### Task goal
Write out the listing beneath this instruction in its entirety, exactly as it reads.

■ ■ ■ ■ ■

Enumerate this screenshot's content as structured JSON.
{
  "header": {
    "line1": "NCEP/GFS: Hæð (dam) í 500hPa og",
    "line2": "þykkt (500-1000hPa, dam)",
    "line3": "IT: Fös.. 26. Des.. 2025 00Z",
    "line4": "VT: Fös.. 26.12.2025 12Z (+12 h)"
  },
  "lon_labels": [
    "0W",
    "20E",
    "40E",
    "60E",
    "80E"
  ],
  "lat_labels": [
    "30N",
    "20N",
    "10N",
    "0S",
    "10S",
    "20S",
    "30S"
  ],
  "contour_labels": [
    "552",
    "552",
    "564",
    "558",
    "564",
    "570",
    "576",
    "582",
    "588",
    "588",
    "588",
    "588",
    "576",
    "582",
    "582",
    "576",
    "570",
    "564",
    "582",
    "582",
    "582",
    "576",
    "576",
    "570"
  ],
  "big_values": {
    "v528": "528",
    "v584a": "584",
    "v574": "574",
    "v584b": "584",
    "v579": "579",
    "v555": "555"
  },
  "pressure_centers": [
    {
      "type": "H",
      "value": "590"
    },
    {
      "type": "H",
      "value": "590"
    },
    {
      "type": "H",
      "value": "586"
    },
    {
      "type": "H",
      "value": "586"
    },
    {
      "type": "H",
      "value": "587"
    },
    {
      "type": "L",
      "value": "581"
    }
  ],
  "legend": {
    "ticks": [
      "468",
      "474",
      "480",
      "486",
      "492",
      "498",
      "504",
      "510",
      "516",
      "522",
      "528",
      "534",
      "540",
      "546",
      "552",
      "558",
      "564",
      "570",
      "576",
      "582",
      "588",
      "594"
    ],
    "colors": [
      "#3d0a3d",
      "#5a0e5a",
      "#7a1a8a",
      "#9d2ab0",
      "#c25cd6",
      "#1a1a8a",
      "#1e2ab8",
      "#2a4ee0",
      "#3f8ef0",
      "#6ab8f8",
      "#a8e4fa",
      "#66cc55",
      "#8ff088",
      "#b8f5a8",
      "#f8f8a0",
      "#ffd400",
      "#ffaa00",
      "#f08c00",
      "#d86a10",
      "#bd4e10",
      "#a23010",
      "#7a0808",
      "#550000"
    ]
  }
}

■ ■ ■ ■ ■

### Reply to the exercise
Enumerate this screenshot's content as structured JSON.
{
  "header": {
    "line1": "NCEP/GFS: Hæð (dam) í 500hPa og",
    "line2": "þykkt (500-1000hPa, dam)",
    "line3": "IT: Fös.. 26. Des.. 2025 00Z",
    "line4": "VT: Fös.. 26.12.2025 12Z (+12 h)"
  },
  "lon_labels": [
    "0W",
    "20E",
    "40E",
    "60E",
    "80E"
  ],
  "lat_labels": [
    "30N",
    "20N",
    "10N",
    "0S",
    "10S",
    "20S",
    "30S"
  ],
  "contour_labels": [
    "552",
    "552",
    "564",
    "558",
    "564",
    "570",
    "576",
    "582",
    "588",
    "588",
    "588",
    "588",
    "576",
    "582",
    "582",
    "576",
    "570",
    "564",
    "582",
    "582",
    "582",
    "576",
    "576",
    "570"
  ],
  "big_values": {
    "v528": "528",
    "v584a": "584",
    "v574": "574",
    "v584b": "584",
    "v579": "579",
    "v555": "555"
  },
  "pressure_centers": [
    {
      "type": "H",
      "value": "590"
    },
    {
      "type": "H",
      "value": "590"
    },
    {
      "type": "H",
      "value": "586"
    },
    {
      "type": "H",
      "value": "586"
    },
    {
      "type": "H",
      "value": "587"
    },
    {
      "type": "L",
      "value": "581"
    }
  ],
  "legend": {
    "ticks": [
      "468",
      "474",
      "480",
      "486",
      "492",
      "498",
      "504",
      "510",
      "516",
      "522",
      "528",
      "534",
      "540",
      "546",
      "552",
      "558",
      "564",
      "570",
      "576",
      "582",
      "588",
      "594"
    ],
    "colors": [
      "#3d0a3d",
      "#5a0e5a",
      "#7a1a8a",
      "#9d2ab0",
      "#c25cd6",
      "#1a1a8a",
      "#1e2ab8",
      "#2a4ee0",
      "#3f8ef0",
      "#6ab8f8",
      "#a8e4fa",
      "#66cc55",
      "#8ff088",
      "#b8f5a8",
      "#f8f8a0",
      "#ffd400",
      "#ffaa00",
      "#f08c00",
      "#d86a10",
      "#bd4e10",
      "#a23010",
      "#7a0808",
      "#550000"
    ]
  }
}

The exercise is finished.